Stored items from a collection:
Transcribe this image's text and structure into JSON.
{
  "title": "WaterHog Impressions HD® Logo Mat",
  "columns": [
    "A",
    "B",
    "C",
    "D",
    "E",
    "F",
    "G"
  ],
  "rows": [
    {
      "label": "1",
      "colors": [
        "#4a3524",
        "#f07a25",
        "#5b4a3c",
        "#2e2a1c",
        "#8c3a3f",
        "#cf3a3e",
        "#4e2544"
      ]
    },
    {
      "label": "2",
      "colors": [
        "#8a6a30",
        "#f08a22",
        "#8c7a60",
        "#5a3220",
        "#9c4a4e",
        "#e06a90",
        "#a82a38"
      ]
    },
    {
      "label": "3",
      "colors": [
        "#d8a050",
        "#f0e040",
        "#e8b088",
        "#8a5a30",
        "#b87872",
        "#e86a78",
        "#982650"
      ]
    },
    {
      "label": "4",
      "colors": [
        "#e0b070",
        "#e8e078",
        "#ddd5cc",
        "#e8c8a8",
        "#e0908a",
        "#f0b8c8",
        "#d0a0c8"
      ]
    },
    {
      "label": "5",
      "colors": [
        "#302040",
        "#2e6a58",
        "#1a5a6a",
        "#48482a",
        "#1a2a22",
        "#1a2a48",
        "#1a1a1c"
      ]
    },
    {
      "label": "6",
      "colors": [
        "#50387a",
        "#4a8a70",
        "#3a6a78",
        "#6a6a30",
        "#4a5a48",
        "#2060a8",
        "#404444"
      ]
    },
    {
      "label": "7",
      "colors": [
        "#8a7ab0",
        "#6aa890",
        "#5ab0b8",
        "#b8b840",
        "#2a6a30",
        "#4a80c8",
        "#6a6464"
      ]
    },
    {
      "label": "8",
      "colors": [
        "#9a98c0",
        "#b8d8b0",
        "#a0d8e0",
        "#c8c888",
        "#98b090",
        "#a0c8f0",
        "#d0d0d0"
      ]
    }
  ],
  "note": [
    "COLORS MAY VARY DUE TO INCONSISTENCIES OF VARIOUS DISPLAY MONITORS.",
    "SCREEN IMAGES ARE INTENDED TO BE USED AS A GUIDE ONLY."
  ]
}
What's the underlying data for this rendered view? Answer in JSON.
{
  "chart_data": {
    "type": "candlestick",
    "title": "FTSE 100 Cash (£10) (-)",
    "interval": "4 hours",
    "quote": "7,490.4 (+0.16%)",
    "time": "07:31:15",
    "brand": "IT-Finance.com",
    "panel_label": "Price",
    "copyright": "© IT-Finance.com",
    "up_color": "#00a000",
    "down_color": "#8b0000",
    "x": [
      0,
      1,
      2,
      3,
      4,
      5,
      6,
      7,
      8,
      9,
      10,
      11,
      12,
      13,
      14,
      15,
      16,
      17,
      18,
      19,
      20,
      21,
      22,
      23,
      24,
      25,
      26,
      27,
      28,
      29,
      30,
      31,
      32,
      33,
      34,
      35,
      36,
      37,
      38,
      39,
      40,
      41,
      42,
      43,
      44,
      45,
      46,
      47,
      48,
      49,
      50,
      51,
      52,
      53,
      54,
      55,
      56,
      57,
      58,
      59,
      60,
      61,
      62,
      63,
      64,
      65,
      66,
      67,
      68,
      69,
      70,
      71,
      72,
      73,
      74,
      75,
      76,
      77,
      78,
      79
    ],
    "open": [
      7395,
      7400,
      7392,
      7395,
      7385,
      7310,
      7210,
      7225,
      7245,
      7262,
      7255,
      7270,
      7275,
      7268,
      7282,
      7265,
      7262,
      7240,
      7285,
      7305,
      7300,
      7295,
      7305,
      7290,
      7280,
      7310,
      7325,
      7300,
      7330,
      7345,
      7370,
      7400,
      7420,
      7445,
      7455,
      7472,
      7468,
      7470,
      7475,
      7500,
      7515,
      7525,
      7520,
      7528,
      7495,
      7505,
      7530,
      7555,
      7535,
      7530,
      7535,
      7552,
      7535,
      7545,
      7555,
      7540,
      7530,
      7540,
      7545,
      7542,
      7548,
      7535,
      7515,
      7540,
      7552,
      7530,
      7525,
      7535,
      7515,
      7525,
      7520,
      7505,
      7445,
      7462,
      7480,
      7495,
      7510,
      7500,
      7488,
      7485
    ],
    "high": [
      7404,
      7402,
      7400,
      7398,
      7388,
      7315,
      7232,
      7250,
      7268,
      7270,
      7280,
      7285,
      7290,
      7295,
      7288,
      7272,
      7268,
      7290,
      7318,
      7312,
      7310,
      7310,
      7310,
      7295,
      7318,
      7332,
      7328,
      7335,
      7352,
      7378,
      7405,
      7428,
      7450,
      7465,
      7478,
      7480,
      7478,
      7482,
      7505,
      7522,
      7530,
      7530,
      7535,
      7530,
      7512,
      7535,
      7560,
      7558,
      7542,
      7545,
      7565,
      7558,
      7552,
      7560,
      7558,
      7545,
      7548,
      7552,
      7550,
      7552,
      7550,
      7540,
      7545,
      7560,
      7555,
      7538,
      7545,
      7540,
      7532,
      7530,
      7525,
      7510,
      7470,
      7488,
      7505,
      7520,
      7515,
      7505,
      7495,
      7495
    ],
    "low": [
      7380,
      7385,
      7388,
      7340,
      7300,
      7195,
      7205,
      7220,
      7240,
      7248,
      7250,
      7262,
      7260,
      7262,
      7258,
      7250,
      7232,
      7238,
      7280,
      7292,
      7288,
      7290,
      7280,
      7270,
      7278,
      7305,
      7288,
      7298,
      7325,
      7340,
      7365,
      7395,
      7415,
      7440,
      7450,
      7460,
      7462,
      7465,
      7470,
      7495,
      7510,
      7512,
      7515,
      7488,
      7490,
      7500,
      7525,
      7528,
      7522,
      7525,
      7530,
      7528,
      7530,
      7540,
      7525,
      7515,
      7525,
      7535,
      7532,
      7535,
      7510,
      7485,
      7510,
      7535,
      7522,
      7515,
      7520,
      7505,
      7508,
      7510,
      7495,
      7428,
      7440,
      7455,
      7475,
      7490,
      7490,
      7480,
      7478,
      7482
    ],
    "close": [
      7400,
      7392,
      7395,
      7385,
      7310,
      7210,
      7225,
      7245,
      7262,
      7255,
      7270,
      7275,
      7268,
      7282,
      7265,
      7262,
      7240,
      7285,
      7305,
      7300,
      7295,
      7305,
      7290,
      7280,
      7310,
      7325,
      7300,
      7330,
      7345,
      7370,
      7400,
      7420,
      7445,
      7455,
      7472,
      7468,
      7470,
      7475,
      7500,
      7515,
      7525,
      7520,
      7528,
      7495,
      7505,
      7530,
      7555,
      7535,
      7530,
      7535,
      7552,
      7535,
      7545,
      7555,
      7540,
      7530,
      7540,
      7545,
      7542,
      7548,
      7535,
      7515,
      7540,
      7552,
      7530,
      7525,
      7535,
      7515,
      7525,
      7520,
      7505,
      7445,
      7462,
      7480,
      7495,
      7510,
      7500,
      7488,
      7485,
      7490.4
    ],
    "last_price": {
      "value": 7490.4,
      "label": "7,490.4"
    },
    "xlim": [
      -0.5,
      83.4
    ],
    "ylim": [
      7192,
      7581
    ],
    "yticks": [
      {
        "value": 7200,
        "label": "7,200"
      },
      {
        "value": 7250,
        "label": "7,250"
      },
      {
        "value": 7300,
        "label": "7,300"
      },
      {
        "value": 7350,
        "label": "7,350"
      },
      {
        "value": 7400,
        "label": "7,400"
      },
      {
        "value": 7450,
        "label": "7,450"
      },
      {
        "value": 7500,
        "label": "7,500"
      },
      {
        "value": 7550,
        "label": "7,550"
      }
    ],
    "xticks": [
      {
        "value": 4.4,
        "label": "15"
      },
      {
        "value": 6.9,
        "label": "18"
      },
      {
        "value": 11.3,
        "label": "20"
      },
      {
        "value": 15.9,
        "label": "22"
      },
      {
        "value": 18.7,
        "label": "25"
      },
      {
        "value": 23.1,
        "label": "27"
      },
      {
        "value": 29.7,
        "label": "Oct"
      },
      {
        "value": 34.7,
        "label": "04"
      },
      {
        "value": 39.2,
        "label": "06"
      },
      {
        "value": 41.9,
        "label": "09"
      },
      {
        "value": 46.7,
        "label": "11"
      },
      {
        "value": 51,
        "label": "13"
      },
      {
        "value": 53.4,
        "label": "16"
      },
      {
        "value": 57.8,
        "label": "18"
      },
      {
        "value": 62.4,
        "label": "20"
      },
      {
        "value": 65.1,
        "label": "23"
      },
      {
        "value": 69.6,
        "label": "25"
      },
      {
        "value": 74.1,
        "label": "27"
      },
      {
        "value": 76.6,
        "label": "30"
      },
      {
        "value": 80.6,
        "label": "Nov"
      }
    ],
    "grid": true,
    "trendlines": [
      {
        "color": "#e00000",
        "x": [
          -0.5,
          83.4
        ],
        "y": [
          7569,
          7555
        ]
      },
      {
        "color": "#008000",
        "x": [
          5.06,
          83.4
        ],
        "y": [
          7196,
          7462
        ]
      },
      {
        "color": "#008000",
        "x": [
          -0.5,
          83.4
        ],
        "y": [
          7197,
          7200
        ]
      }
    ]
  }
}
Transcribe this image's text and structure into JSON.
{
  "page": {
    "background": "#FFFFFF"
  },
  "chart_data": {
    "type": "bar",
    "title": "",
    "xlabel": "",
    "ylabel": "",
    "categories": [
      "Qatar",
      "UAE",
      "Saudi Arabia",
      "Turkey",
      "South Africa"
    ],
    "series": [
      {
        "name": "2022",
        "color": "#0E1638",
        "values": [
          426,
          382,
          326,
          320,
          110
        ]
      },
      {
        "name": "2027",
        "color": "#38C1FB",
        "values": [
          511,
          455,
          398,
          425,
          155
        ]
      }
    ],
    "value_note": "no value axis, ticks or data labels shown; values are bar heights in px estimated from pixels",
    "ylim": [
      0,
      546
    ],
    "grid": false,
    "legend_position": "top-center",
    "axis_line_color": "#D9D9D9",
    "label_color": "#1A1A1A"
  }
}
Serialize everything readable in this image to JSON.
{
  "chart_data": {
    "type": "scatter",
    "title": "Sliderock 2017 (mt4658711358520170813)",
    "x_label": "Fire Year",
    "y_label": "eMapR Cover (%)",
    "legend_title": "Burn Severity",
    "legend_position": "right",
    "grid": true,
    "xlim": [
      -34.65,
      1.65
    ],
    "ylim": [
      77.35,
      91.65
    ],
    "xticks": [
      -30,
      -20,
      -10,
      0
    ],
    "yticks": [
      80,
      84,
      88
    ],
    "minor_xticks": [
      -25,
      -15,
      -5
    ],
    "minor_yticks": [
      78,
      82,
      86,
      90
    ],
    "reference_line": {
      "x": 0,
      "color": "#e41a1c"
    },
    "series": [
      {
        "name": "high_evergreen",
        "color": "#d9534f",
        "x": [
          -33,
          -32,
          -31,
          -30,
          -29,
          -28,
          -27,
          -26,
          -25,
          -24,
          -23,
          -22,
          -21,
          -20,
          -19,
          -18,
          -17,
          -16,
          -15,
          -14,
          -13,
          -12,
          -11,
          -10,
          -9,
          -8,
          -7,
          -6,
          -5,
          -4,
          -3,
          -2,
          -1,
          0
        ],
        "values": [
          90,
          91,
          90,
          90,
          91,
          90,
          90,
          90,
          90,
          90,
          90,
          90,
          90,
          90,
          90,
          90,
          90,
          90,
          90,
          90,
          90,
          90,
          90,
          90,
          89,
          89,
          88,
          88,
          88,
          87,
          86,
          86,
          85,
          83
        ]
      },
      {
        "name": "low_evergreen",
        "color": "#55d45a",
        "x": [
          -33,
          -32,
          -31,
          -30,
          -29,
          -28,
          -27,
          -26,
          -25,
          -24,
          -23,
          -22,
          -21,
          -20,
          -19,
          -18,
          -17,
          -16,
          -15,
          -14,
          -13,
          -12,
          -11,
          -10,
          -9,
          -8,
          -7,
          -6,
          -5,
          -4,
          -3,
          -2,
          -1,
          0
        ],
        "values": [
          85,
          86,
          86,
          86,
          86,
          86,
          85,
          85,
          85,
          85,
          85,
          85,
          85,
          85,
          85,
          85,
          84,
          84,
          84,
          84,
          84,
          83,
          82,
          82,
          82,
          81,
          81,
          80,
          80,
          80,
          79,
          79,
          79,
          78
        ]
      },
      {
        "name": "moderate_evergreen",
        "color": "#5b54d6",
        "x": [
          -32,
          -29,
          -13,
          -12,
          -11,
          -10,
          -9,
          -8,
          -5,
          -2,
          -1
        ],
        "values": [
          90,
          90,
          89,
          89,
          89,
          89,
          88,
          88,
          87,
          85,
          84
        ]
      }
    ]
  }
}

WORK INSTRUCTIONS:
Return each line that includes "Finance".

ANSWER TO THIS TASK:
    "brand": "IT-Finance.com",
    "copyright": "© IT-Finance.com",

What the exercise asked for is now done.